▶ **WHAT THIS TASK INVOLVES**: Your copy of the material below should match it exactly, except that it holds no pictures.
--- DATA FOR THIS EXERCISE ---
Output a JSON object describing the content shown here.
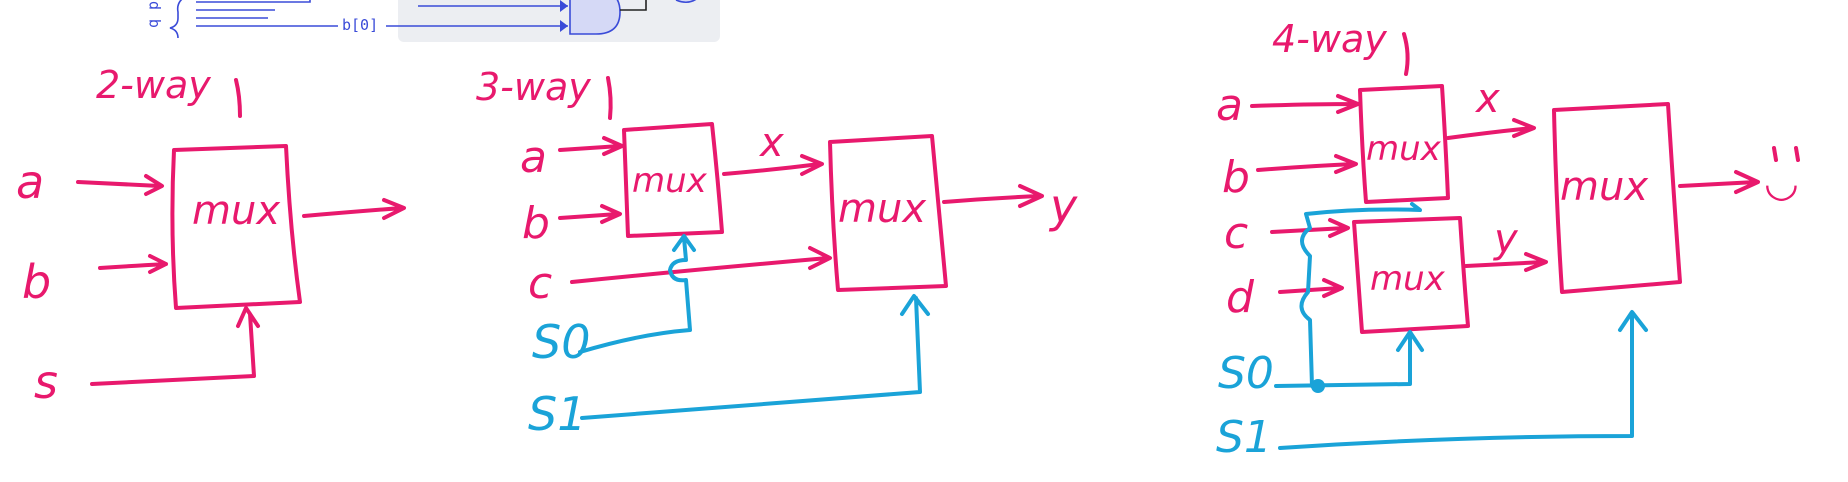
{
  "header_fragment": {
    "side_label": "q p",
    "bit_label": "b[0]"
  },
  "two_way": {
    "title": "2-way",
    "inputs": [
      "a",
      "b"
    ],
    "select": "s",
    "block": "mux"
  },
  "three_way": {
    "title": "3-way",
    "inputs": [
      "a",
      "b",
      "c"
    ],
    "selects": [
      "S0",
      "S1"
    ],
    "blocks": [
      "mux",
      "mux"
    ],
    "intermediate": "x",
    "output": "y"
  },
  "four_way": {
    "title": "4-way",
    "inputs": [
      "a",
      "b",
      "c",
      "d"
    ],
    "selects": [
      "S0",
      "S1"
    ],
    "blocks": [
      "mux",
      "mux",
      "mux"
    ],
    "intermediates": [
      "x",
      "y"
    ],
    "output": "◡"
  }
}
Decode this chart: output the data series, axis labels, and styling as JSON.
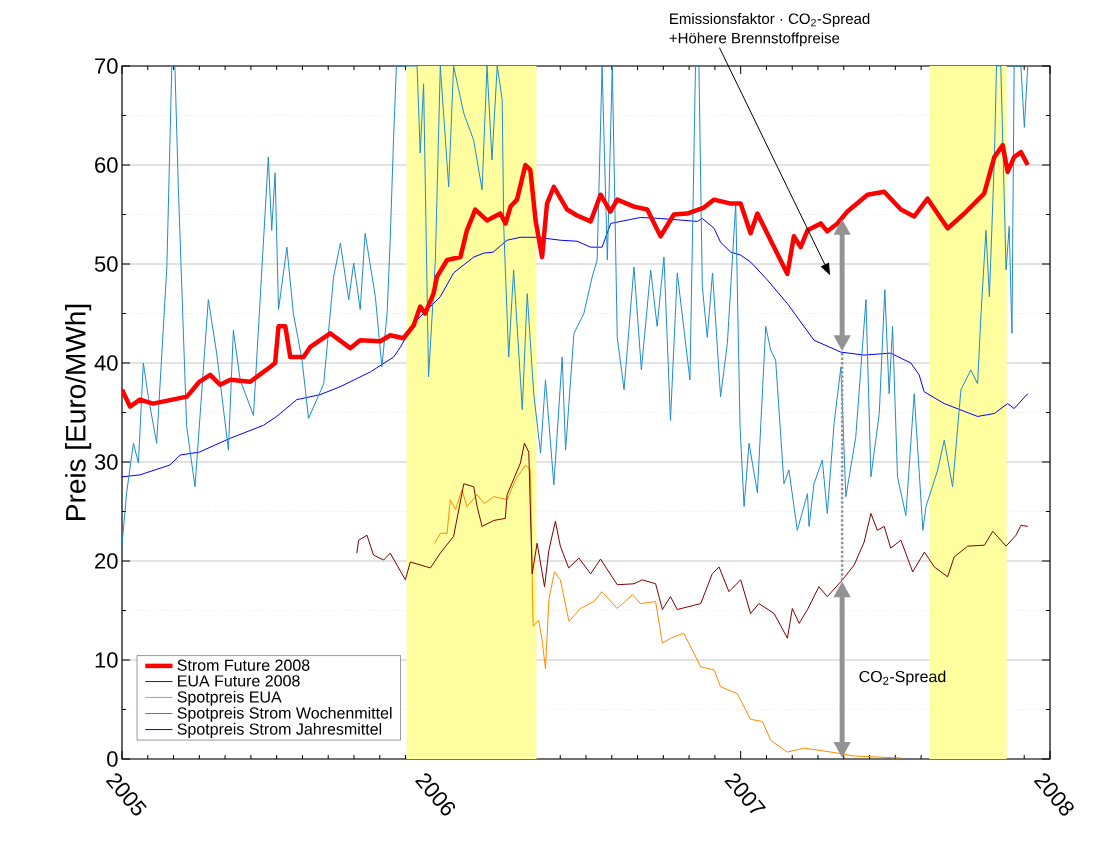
---
▶ **FINISHED EXERCISE**:
Output a JSON object describing the content shown here.
{
  "header_fragment": {
    "side_label": "q p",
    "bit_label": "b[0]"
  },
  "two_way": {
    "title": "2-way",
    "inputs": [
      "a",
      "b"
    ],
    "select": "s",
    "block": "mux"
  },
  "three_way": {
    "title": "3-way",
    "inputs": [
      "a",
      "b",
      "c"
    ],
    "selects": [
      "S0",
      "S1"
    ],
    "blocks": [
      "mux",
      "mux"
    ],
    "intermediate": "x",
    "output": "y"
  },
  "four_way": {
    "title": "4-way",
    "inputs": [
      "a",
      "b",
      "c",
      "d"
    ],
    "selects": [
      "S0",
      "S1"
    ],
    "blocks": [
      "mux",
      "mux",
      "mux"
    ],
    "intermediates": [
      "x",
      "y"
    ],
    "output": "◡"
  }
}
Decode this chart: output the data series, axis labels, and styling as JSON.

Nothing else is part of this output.